— START OF Record extracts —

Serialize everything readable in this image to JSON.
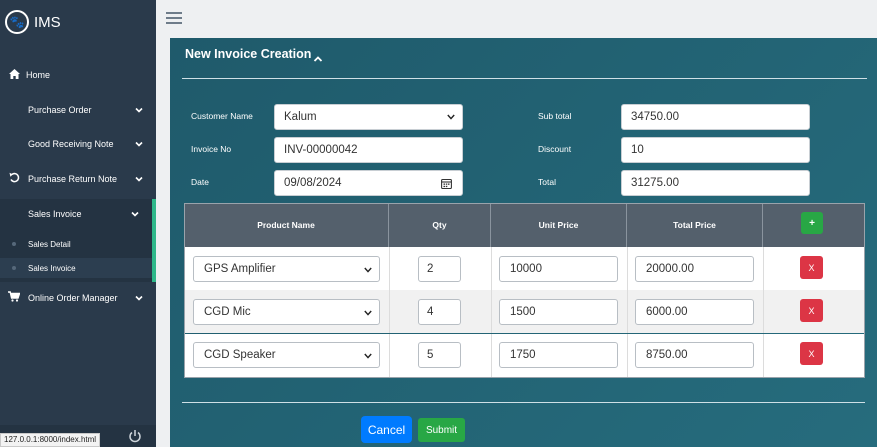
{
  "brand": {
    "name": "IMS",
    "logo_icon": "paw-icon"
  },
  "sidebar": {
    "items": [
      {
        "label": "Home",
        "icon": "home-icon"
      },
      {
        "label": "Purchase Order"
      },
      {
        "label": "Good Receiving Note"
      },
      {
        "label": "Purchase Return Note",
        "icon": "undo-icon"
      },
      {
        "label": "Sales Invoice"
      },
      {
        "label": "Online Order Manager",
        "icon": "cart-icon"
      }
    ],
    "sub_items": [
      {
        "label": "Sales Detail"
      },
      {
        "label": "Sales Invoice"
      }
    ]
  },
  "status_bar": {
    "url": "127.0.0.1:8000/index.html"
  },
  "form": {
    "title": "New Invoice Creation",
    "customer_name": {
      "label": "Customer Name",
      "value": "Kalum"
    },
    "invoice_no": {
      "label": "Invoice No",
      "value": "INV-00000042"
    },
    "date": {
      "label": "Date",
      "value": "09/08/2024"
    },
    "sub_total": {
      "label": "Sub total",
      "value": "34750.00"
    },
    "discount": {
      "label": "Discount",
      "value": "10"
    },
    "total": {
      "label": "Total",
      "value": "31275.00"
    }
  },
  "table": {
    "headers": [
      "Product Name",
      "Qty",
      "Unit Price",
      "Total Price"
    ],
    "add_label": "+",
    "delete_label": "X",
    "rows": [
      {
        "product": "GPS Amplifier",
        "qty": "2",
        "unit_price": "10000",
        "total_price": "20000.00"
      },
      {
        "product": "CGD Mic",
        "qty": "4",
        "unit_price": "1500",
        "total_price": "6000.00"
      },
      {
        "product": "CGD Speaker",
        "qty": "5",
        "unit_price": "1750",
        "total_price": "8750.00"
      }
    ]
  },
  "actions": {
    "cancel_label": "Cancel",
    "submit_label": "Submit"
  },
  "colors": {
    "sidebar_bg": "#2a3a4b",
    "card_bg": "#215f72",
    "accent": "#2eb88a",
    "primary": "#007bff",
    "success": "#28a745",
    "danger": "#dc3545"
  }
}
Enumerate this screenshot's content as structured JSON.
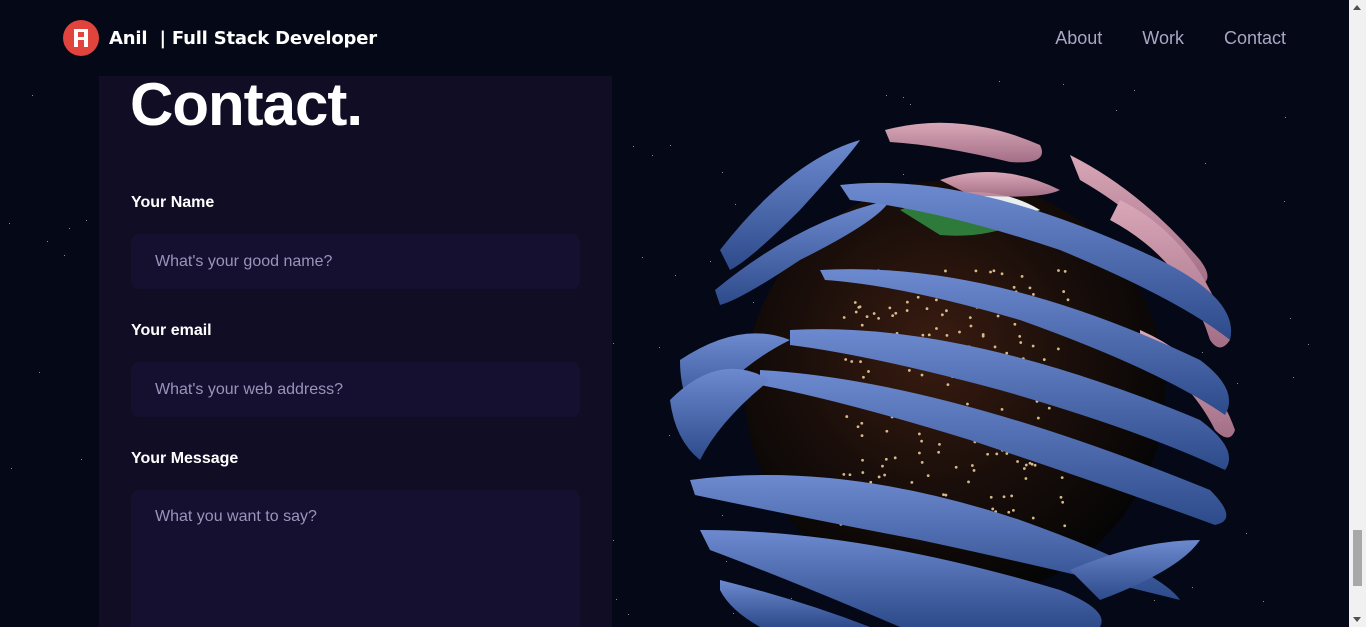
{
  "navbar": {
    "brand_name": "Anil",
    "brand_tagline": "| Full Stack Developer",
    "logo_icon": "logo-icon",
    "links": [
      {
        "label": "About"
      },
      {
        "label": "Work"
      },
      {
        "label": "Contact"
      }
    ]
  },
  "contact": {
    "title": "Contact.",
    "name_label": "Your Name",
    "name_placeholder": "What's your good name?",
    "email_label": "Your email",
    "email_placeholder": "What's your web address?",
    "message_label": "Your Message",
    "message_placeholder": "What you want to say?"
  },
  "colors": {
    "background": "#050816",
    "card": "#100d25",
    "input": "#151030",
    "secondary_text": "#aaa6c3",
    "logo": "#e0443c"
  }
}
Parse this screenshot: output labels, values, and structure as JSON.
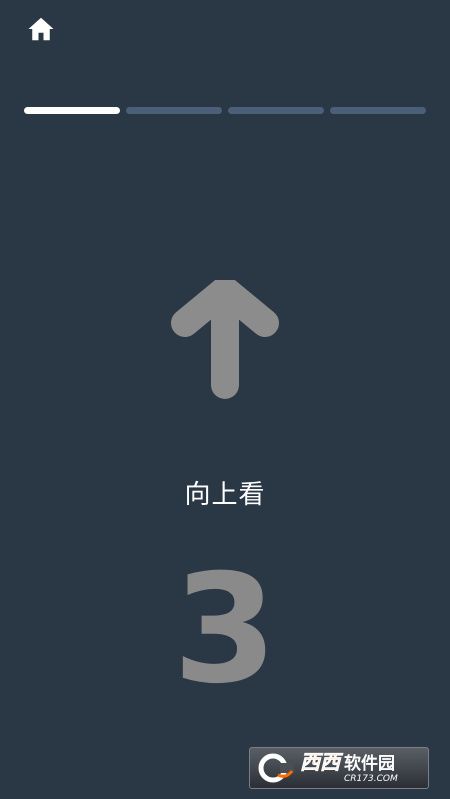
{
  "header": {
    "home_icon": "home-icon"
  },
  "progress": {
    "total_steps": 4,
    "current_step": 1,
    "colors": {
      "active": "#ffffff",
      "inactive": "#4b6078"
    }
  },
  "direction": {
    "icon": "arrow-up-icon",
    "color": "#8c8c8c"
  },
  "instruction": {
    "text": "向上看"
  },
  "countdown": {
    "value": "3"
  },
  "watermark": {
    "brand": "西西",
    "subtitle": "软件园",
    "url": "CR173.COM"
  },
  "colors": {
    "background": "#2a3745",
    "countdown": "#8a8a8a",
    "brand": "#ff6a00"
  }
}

— END OF Record extracts —

Work to complete: Can you repeat every record above exactly, apart from the pictures?

Task solution:
Serialize everything readable in this image to JSON.
{
  "brand": {
    "name": "IMS",
    "logo_icon": "paw-icon"
  },
  "sidebar": {
    "items": [
      {
        "label": "Home",
        "icon": "home-icon"
      },
      {
        "label": "Purchase Order"
      },
      {
        "label": "Good Receiving Note"
      },
      {
        "label": "Purchase Return Note",
        "icon": "undo-icon"
      },
      {
        "label": "Sales Invoice"
      },
      {
        "label": "Online Order Manager",
        "icon": "cart-icon"
      }
    ],
    "sub_items": [
      {
        "label": "Sales Detail"
      },
      {
        "label": "Sales Invoice"
      }
    ]
  },
  "status_bar": {
    "url": "127.0.0.1:8000/index.html"
  },
  "form": {
    "title": "New Invoice Creation",
    "customer_name": {
      "label": "Customer Name",
      "value": "Kalum"
    },
    "invoice_no": {
      "label": "Invoice No",
      "value": "INV-00000042"
    },
    "date": {
      "label": "Date",
      "value": "09/08/2024"
    },
    "sub_total": {
      "label": "Sub total",
      "value": "34750.00"
    },
    "discount": {
      "label": "Discount",
      "value": "10"
    },
    "total": {
      "label": "Total",
      "value": "31275.00"
    }
  },
  "table": {
    "headers": [
      "Product Name",
      "Qty",
      "Unit Price",
      "Total Price"
    ],
    "add_label": "+",
    "delete_label": "X",
    "rows": [
      {
        "product": "GPS Amplifier",
        "qty": "2",
        "unit_price": "10000",
        "total_price": "20000.00"
      },
      {
        "product": "CGD Mic",
        "qty": "4",
        "unit_price": "1500",
        "total_price": "6000.00"
      },
      {
        "product": "CGD Speaker",
        "qty": "5",
        "unit_price": "1750",
        "total_price": "8750.00"
      }
    ]
  },
  "actions": {
    "cancel_label": "Cancel",
    "submit_label": "Submit"
  },
  "colors": {
    "sidebar_bg": "#2a3a4b",
    "card_bg": "#215f72",
    "accent": "#2eb88a",
    "primary": "#007bff",
    "success": "#28a745",
    "danger": "#dc3545"
  }
}
Enumerate this screenshot's content as structured JSON.
{
  "navbar": {
    "brand_name": "Anil",
    "brand_tagline": "| Full Stack Developer",
    "logo_icon": "logo-icon",
    "links": [
      {
        "label": "About"
      },
      {
        "label": "Work"
      },
      {
        "label": "Contact"
      }
    ]
  },
  "contact": {
    "title": "Contact.",
    "name_label": "Your Name",
    "name_placeholder": "What's your good name?",
    "email_label": "Your email",
    "email_placeholder": "What's your web address?",
    "message_label": "Your Message",
    "message_placeholder": "What you want to say?"
  },
  "colors": {
    "background": "#050816",
    "card": "#100d25",
    "input": "#151030",
    "secondary_text": "#aaa6c3",
    "logo": "#e0443c"
  }
}
Parse this screenshot: output labels, values, and structure as JSON.
{
  "header": {
    "home_icon": "home-icon"
  },
  "progress": {
    "total_steps": 4,
    "current_step": 1,
    "colors": {
      "active": "#ffffff",
      "inactive": "#4b6078"
    }
  },
  "direction": {
    "icon": "arrow-up-icon",
    "color": "#8c8c8c"
  },
  "instruction": {
    "text": "向上看"
  },
  "countdown": {
    "value": "3"
  },
  "watermark": {
    "brand": "西西",
    "subtitle": "软件园",
    "url": "CR173.COM"
  },
  "colors": {
    "background": "#2a3745",
    "countdown": "#8a8a8a",
    "brand": "#ff6a00"
  }
}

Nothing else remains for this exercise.